═══ Task input ═══

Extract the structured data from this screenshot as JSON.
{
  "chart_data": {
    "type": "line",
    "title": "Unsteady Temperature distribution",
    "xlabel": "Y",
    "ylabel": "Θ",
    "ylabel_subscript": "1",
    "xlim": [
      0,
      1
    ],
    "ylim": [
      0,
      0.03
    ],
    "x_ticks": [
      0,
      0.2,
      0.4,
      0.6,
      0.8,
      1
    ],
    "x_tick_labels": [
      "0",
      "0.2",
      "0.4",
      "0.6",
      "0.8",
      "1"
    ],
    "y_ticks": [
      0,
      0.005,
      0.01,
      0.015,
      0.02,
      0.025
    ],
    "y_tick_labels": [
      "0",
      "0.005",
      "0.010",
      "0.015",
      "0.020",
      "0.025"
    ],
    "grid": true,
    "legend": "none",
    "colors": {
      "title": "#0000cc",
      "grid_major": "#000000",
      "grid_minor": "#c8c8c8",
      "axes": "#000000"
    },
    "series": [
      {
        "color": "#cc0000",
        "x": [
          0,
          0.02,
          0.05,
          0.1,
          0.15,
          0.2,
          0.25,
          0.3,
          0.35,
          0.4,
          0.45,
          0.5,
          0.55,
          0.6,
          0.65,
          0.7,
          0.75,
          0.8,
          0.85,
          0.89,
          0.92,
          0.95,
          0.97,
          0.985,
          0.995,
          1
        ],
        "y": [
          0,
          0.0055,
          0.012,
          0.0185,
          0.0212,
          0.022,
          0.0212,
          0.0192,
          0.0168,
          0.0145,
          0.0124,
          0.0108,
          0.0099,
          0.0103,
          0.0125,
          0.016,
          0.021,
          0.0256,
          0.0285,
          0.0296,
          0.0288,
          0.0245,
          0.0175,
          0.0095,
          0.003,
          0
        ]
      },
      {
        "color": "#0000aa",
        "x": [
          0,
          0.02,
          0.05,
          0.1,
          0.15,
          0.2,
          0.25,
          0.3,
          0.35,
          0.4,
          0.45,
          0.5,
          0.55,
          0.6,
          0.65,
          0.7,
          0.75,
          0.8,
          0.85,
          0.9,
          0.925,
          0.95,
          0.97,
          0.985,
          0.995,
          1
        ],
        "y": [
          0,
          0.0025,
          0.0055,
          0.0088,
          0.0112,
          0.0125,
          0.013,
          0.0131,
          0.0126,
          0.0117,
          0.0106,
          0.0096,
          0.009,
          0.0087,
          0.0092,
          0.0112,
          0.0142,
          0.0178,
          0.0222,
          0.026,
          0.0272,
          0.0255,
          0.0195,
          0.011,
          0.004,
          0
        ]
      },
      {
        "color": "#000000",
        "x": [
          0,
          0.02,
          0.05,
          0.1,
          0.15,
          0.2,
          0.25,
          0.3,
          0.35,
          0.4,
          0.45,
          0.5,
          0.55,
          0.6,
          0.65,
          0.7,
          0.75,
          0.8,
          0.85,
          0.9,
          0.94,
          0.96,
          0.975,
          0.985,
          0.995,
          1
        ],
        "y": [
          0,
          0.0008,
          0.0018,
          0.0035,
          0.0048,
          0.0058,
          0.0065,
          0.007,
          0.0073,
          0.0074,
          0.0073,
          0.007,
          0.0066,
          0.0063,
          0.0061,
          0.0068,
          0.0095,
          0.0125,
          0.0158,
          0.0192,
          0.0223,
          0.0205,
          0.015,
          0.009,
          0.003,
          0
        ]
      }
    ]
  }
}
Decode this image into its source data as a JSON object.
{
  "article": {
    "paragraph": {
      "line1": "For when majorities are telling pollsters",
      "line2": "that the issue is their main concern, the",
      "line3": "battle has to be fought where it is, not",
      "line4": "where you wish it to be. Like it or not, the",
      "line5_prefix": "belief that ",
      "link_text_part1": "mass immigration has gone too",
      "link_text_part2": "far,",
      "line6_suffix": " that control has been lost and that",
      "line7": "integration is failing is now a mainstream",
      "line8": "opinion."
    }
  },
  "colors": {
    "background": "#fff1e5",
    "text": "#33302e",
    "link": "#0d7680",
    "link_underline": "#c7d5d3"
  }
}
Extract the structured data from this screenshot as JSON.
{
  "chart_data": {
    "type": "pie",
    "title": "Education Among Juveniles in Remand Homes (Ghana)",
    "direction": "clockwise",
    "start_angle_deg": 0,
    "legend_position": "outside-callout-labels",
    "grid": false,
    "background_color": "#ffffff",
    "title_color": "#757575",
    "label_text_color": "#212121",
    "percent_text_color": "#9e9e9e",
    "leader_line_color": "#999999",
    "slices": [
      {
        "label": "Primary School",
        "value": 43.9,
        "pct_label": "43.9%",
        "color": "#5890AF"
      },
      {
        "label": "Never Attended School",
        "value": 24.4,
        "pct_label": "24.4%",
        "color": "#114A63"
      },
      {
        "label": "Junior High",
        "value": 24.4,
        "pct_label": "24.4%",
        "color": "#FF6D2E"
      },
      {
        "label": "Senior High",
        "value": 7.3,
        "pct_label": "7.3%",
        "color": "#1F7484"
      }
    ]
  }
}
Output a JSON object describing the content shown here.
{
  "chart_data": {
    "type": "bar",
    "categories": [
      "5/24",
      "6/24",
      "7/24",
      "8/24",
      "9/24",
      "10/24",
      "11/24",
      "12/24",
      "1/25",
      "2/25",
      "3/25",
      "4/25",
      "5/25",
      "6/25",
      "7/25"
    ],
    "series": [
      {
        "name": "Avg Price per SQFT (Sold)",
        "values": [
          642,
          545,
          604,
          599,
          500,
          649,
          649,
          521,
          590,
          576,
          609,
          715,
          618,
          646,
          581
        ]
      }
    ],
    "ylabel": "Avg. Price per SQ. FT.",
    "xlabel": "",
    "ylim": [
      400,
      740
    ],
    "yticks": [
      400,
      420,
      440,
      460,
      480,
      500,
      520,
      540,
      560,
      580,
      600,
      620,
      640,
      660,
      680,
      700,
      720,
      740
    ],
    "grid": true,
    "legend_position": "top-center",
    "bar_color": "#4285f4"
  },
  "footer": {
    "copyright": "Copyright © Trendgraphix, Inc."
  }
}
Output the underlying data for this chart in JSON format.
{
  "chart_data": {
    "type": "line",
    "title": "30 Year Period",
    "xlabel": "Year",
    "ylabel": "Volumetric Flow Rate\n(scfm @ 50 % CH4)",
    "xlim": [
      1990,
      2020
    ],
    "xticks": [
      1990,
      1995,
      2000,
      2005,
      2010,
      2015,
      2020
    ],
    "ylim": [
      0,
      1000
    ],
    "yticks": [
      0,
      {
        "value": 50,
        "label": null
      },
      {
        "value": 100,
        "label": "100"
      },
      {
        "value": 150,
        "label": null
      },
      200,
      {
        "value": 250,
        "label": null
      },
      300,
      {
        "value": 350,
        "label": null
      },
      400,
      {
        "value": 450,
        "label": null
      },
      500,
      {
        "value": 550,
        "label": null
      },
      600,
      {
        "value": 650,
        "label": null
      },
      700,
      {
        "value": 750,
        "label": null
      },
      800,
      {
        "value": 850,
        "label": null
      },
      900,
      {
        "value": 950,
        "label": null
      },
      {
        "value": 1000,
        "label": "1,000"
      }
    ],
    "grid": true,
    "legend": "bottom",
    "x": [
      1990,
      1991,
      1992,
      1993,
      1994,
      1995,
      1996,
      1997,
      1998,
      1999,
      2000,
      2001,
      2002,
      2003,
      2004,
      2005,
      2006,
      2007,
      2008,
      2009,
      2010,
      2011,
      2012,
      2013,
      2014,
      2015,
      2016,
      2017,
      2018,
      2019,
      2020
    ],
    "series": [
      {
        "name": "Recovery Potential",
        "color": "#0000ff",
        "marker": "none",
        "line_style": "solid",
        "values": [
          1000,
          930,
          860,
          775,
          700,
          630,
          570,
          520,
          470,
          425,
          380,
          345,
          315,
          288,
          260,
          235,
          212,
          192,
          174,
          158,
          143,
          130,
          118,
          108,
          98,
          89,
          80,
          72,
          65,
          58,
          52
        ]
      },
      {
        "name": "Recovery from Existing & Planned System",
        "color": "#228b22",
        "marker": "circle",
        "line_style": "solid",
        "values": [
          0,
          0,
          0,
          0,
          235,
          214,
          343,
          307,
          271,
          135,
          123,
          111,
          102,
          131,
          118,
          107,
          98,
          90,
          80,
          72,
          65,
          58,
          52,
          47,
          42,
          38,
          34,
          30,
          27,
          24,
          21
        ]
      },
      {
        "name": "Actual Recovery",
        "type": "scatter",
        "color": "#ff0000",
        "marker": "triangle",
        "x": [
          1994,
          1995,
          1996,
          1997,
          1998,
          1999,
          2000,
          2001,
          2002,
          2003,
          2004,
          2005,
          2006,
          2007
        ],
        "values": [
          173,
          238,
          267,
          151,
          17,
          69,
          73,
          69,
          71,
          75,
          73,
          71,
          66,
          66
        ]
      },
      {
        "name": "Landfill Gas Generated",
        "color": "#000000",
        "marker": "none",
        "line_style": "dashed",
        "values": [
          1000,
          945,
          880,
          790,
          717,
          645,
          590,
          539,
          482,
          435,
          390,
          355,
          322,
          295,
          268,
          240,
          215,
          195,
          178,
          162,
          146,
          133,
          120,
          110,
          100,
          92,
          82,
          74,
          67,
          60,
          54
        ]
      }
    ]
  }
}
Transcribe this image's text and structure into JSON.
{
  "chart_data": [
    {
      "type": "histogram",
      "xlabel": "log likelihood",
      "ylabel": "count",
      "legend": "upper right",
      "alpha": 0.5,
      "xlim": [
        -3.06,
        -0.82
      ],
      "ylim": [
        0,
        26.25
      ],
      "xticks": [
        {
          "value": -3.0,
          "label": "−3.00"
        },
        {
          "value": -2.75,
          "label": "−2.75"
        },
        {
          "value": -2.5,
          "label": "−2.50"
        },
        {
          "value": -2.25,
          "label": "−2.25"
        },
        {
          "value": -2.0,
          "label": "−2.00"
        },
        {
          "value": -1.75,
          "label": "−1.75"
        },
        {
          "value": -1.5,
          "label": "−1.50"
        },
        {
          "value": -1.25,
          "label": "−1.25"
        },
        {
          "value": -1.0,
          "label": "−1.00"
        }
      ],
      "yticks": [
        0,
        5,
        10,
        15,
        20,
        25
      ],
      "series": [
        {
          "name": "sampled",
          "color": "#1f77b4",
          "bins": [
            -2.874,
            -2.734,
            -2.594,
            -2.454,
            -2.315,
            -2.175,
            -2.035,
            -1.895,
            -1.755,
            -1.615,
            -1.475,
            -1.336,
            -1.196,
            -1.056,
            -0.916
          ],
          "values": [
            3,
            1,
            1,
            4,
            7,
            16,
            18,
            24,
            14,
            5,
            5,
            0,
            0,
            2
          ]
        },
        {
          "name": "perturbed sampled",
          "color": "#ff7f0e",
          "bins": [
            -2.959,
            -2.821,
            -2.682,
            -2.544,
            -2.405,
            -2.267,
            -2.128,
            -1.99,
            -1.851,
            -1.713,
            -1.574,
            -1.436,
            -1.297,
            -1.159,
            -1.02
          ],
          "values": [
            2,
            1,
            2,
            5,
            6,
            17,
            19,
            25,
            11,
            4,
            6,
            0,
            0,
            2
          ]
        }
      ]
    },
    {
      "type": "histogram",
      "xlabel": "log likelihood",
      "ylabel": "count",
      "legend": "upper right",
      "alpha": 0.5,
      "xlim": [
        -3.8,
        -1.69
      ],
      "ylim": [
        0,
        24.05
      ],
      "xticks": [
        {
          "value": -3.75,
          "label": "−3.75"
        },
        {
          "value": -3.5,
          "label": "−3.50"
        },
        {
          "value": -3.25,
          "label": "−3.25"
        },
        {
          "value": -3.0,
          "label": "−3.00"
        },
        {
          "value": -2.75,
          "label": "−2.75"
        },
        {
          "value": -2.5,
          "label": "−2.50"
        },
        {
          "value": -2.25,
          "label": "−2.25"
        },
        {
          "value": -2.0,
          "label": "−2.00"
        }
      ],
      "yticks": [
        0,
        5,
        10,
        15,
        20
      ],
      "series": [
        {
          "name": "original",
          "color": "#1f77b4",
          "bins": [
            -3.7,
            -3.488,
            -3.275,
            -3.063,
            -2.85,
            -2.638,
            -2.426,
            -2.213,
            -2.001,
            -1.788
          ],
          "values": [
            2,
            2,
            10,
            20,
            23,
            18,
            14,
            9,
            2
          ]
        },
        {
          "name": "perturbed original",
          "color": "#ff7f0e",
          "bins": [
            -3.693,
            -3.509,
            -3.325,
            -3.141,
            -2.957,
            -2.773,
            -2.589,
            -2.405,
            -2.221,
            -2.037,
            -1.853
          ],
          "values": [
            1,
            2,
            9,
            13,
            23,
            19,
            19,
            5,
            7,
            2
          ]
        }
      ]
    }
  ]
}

═══

--- Problem details ---
Search the material above for "perturbed". Pull out each line where it shows up.

--- Answer ---
          "name": "perturbed sampled",
          "name": "perturbed original",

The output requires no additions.